[Annotated element entries]
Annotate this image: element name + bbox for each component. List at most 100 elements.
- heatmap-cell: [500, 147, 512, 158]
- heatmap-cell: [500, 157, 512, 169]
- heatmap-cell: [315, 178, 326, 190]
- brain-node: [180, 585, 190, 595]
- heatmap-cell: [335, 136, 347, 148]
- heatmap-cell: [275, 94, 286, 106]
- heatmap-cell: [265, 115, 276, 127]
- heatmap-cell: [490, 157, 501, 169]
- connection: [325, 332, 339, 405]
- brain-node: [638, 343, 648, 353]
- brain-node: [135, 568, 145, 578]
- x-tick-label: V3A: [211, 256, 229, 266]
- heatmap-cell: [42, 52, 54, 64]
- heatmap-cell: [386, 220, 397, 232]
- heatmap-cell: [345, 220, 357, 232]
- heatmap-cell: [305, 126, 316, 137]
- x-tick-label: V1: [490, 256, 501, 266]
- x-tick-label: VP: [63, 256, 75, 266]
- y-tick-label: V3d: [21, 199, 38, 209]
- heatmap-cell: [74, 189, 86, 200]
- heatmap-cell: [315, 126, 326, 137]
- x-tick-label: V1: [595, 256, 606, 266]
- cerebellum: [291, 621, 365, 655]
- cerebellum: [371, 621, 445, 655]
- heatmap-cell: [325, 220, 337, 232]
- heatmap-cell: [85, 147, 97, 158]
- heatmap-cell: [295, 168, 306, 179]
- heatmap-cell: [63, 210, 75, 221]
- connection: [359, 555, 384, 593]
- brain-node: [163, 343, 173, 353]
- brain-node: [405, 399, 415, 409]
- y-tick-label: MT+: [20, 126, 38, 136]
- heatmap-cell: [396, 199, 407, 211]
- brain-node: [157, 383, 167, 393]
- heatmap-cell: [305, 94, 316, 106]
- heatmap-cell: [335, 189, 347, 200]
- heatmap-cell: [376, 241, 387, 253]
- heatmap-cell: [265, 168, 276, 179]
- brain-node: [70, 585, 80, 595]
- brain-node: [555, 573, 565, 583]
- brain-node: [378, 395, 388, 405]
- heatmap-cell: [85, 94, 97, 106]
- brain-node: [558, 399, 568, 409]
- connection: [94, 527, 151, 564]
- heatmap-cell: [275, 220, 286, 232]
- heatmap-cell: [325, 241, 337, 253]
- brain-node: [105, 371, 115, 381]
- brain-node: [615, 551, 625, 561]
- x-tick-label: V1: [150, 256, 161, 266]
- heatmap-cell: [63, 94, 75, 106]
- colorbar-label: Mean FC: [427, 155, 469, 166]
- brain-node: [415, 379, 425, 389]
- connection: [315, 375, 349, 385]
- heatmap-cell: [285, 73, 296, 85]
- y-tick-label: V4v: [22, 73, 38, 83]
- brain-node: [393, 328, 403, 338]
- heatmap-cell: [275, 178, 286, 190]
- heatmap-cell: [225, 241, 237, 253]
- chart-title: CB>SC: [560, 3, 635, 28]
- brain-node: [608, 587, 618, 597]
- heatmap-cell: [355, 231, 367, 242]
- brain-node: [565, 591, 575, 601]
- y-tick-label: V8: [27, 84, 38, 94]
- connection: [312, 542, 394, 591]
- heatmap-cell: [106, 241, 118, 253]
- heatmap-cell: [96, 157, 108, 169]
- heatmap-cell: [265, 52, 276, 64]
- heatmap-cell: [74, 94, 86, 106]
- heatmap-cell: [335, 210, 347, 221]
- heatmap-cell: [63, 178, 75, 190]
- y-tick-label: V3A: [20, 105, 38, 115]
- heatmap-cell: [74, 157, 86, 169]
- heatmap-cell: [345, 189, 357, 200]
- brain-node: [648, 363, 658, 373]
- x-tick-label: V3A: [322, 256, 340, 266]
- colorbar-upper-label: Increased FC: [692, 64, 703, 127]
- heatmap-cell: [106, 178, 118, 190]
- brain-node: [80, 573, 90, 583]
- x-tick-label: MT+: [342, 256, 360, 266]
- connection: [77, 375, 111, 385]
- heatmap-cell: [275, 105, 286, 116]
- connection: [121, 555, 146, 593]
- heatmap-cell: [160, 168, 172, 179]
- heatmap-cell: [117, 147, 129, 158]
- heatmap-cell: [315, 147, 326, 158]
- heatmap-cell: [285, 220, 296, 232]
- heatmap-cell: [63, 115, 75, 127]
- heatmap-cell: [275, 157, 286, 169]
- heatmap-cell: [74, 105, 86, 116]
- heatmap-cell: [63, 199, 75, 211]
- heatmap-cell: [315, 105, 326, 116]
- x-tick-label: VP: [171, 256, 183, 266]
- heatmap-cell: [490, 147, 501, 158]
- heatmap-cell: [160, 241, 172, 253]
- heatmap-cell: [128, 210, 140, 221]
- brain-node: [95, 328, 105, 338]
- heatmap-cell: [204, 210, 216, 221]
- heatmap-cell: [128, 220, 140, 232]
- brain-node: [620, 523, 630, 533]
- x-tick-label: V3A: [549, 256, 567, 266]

- Exercise task
Copy all of the entries above word for word, without changing anything.

- Solution below
Annotate this image: element name + bbox for each component. List at most 100 elements.
- heatmap-cell: [500, 147, 512, 158]
- heatmap-cell: [500, 157, 512, 169]
- heatmap-cell: [315, 178, 326, 190]
- brain-node: [180, 585, 190, 595]
- heatmap-cell: [335, 136, 347, 148]
- heatmap-cell: [275, 94, 286, 106]
- heatmap-cell: [265, 115, 276, 127]
- heatmap-cell: [490, 157, 501, 169]
- connection: [325, 332, 339, 405]
- brain-node: [638, 343, 648, 353]
- brain-node: [135, 568, 145, 578]
- x-tick-label: V3A: [211, 256, 229, 266]
- heatmap-cell: [42, 52, 54, 64]
- heatmap-cell: [386, 220, 397, 232]
- heatmap-cell: [345, 220, 357, 232]
- heatmap-cell: [305, 126, 316, 137]
- x-tick-label: V1: [490, 256, 501, 266]
- x-tick-label: VP: [63, 256, 75, 266]
- y-tick-label: V3d: [21, 199, 38, 209]
- heatmap-cell: [74, 189, 86, 200]
- heatmap-cell: [315, 126, 326, 137]
- x-tick-label: V1: [595, 256, 606, 266]
- cerebellum: [291, 621, 365, 655]
- cerebellum: [371, 621, 445, 655]
- heatmap-cell: [325, 220, 337, 232]
- heatmap-cell: [85, 147, 97, 158]
- heatmap-cell: [295, 168, 306, 179]
- heatmap-cell: [63, 210, 75, 221]
- connection: [359, 555, 384, 593]
- brain-node: [163, 343, 173, 353]
- brain-node: [405, 399, 415, 409]
- y-tick-label: MT+: [20, 126, 38, 136]
- heatmap-cell: [396, 199, 407, 211]
- brain-node: [157, 383, 167, 393]
- heatmap-cell: [305, 94, 316, 106]
- heatmap-cell: [335, 189, 347, 200]
- heatmap-cell: [376, 241, 387, 253]
- heatmap-cell: [265, 168, 276, 179]
- brain-node: [70, 585, 80, 595]
- brain-node: [555, 573, 565, 583]
- brain-node: [378, 395, 388, 405]
- heatmap-cell: [85, 94, 97, 106]
- brain-node: [558, 399, 568, 409]
- connection: [94, 527, 151, 564]
- heatmap-cell: [275, 220, 286, 232]
- heatmap-cell: [325, 241, 337, 253]
- brain-node: [105, 371, 115, 381]
- brain-node: [615, 551, 625, 561]
- x-tick-label: V1: [150, 256, 161, 266]
- heatmap-cell: [63, 94, 75, 106]
- colorbar-label: Mean FC: [427, 155, 469, 166]
- brain-node: [415, 379, 425, 389]
- connection: [315, 375, 349, 385]
- heatmap-cell: [285, 73, 296, 85]
- y-tick-label: V4v: [22, 73, 38, 83]
- brain-node: [393, 328, 403, 338]
- heatmap-cell: [275, 178, 286, 190]
- heatmap-cell: [225, 241, 237, 253]
- chart-title: CB>SC: [560, 3, 635, 28]
- brain-node: [608, 587, 618, 597]
- heatmap-cell: [355, 231, 367, 242]
- brain-node: [565, 591, 575, 601]
- y-tick-label: V8: [27, 84, 38, 94]
- connection: [312, 542, 394, 591]
- heatmap-cell: [106, 241, 118, 253]
- heatmap-cell: [96, 157, 108, 169]
- heatmap-cell: [265, 52, 276, 64]
- heatmap-cell: [74, 94, 86, 106]
- heatmap-cell: [335, 210, 347, 221]
- heatmap-cell: [63, 178, 75, 190]
- y-tick-label: V3A: [20, 105, 38, 115]
- heatmap-cell: [74, 157, 86, 169]
- heatmap-cell: [345, 189, 357, 200]
- brain-node: [648, 363, 658, 373]
- x-tick-label: V3A: [322, 256, 340, 266]
- colorbar-upper-label: Increased FC: [692, 64, 703, 127]
- heatmap-cell: [106, 178, 118, 190]
- brain-node: [80, 573, 90, 583]
- x-tick-label: MT+: [342, 256, 360, 266]
- connection: [77, 375, 111, 385]
- heatmap-cell: [275, 105, 286, 116]
- connection: [121, 555, 146, 593]
- heatmap-cell: [160, 168, 172, 179]
- heatmap-cell: [117, 147, 129, 158]
- heatmap-cell: [315, 147, 326, 158]
- heatmap-cell: [285, 220, 296, 232]
- heatmap-cell: [63, 115, 75, 127]
- heatmap-cell: [275, 157, 286, 169]
- heatmap-cell: [74, 105, 86, 116]
- heatmap-cell: [63, 199, 75, 211]
- heatmap-cell: [315, 105, 326, 116]
- x-tick-label: VP: [171, 256, 183, 266]
- heatmap-cell: [490, 147, 501, 158]
- heatmap-cell: [160, 241, 172, 253]
- heatmap-cell: [128, 210, 140, 221]
- brain-node: [95, 328, 105, 338]
- heatmap-cell: [204, 210, 216, 221]
- heatmap-cell: [128, 220, 140, 232]
- brain-node: [620, 523, 630, 533]
- x-tick-label: V3A: [549, 256, 567, 266]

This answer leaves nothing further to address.